Each line that includes "Наименование" counts once; give the total and nothing besides.

::: RECORDS SUPPLIED

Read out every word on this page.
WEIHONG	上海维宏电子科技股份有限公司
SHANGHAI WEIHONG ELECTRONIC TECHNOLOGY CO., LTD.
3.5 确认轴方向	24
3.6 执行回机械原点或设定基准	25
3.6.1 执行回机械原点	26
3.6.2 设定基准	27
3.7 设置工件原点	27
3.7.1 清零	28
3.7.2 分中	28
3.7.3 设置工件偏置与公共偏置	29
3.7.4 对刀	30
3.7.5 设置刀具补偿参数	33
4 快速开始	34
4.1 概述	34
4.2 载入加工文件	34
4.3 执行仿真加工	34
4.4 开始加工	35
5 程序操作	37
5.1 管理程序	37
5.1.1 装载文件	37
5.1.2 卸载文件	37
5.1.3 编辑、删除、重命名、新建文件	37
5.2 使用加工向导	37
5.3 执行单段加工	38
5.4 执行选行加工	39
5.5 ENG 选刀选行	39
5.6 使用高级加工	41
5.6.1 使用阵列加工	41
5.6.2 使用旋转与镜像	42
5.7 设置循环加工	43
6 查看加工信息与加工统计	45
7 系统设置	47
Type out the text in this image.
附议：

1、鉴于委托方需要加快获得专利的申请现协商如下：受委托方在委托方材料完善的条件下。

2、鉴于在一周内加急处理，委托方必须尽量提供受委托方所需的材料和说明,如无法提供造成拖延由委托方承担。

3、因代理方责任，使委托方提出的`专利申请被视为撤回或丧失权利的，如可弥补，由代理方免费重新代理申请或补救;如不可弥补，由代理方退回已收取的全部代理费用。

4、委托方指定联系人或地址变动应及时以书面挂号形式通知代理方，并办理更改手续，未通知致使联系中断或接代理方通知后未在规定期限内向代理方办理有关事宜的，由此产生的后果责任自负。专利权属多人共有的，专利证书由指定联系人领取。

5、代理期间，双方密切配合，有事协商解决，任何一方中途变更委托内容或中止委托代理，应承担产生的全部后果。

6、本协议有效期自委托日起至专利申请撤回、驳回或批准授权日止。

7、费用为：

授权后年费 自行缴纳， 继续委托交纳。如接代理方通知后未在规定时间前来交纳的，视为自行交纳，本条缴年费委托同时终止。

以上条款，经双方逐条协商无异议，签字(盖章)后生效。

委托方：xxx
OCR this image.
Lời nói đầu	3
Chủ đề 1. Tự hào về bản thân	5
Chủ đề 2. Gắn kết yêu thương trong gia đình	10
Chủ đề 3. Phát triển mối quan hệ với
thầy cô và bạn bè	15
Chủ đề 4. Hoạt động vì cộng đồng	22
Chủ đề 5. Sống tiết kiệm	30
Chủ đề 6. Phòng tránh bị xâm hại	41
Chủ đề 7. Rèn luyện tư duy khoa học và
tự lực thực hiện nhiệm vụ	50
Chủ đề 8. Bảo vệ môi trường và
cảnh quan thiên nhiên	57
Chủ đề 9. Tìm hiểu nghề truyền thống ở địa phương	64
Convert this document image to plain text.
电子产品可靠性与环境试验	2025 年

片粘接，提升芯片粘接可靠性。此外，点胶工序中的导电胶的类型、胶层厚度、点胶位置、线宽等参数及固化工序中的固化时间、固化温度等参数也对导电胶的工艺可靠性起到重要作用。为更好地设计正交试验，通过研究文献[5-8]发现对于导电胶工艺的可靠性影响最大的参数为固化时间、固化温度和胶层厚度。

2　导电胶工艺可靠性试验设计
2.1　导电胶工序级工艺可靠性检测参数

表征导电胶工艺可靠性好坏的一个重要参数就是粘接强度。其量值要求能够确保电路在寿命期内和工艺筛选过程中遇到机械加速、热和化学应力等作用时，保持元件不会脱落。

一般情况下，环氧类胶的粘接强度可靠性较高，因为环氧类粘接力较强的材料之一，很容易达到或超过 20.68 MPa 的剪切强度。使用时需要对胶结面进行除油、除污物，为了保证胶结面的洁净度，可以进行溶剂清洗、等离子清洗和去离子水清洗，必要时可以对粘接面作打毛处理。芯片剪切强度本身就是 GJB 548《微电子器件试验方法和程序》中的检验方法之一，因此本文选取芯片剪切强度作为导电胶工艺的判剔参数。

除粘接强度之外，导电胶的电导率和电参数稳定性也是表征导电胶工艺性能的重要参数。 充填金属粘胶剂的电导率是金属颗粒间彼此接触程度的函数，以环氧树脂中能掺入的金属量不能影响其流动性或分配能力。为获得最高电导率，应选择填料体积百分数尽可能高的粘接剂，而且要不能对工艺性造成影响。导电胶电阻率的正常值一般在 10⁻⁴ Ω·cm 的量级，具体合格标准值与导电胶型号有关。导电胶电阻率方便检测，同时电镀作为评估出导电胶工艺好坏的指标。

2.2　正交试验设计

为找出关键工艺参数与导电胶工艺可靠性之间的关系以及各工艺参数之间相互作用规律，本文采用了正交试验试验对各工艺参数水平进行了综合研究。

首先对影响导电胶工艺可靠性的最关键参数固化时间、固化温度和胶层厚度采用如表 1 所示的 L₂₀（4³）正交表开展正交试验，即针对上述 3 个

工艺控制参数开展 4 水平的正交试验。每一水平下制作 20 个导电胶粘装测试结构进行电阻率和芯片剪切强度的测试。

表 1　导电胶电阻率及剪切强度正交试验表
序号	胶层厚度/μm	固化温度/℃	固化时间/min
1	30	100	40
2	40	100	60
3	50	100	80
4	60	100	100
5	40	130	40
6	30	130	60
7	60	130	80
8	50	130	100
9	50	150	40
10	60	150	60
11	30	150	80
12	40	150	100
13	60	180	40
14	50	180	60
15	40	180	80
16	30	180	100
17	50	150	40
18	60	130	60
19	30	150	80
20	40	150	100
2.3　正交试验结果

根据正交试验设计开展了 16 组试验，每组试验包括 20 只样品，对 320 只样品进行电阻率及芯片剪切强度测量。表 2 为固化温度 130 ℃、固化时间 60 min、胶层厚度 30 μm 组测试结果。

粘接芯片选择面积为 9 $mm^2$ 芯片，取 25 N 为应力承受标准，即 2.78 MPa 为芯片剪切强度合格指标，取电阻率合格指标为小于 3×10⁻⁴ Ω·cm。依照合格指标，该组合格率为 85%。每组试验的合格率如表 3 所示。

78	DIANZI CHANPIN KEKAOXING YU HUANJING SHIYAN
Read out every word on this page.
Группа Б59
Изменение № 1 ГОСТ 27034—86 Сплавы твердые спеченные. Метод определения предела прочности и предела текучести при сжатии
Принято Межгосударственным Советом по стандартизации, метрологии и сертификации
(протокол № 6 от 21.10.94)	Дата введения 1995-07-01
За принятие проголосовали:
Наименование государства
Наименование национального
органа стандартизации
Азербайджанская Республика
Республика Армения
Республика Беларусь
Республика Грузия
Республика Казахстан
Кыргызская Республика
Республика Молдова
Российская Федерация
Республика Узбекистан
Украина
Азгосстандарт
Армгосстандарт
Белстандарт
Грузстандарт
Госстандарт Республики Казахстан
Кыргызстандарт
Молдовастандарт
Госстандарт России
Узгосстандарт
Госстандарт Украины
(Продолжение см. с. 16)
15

::::::

(SOLUTION FOR THIS TASK): 2